Figure content listings
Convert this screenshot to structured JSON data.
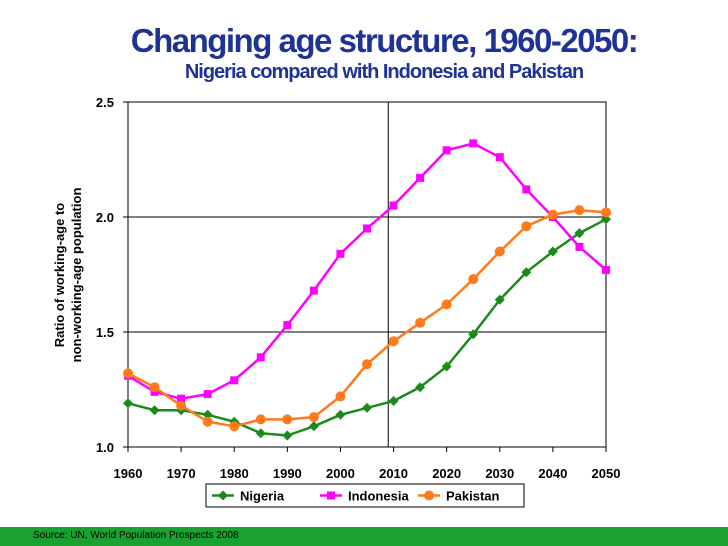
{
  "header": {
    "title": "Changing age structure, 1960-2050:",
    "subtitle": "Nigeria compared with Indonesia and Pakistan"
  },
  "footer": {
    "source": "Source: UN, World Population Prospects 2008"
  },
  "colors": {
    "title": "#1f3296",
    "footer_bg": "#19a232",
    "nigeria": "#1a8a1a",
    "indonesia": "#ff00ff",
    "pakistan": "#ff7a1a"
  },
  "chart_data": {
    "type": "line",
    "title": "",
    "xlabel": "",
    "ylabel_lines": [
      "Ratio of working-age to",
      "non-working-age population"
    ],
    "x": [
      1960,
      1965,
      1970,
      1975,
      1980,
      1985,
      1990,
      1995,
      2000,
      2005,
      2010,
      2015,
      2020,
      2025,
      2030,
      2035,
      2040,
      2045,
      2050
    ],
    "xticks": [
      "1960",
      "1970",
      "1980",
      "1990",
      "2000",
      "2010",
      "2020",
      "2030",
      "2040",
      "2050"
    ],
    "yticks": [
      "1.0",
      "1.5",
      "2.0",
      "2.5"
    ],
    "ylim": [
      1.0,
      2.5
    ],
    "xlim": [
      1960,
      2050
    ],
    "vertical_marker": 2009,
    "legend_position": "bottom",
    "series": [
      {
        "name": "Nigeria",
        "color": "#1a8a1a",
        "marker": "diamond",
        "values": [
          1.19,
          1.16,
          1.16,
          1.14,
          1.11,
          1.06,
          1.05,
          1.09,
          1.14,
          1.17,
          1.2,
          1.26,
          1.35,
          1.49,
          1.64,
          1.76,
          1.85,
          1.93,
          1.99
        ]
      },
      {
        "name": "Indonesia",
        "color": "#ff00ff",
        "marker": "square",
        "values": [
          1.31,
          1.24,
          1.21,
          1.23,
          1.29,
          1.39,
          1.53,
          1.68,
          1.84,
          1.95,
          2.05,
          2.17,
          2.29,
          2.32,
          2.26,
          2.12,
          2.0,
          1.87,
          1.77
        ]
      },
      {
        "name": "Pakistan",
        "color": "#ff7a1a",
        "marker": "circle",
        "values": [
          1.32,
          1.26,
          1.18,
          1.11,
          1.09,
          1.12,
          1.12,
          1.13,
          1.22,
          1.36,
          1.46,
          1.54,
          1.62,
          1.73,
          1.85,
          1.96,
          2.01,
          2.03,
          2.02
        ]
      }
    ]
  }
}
* * *
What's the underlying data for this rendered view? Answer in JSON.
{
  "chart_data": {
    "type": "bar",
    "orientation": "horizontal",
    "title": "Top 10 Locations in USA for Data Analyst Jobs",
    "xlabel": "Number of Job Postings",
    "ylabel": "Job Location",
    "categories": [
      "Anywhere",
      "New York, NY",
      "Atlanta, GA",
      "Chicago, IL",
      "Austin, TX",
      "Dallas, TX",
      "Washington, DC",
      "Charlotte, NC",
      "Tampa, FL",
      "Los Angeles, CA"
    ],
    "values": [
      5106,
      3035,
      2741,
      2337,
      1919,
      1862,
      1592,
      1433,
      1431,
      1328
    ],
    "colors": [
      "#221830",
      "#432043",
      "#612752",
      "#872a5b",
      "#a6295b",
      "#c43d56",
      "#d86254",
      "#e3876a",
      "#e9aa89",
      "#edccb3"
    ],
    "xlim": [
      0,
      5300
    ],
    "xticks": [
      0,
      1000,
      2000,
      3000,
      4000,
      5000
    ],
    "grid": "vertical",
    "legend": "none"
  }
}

» Short problem: Go through the listing above and locate each line that holds the word "JSON". Copy those lines.

» Complete response:
Convert this screenshot to structured JSON data.
What's the underlying data for this rendered view? Answer in JSON.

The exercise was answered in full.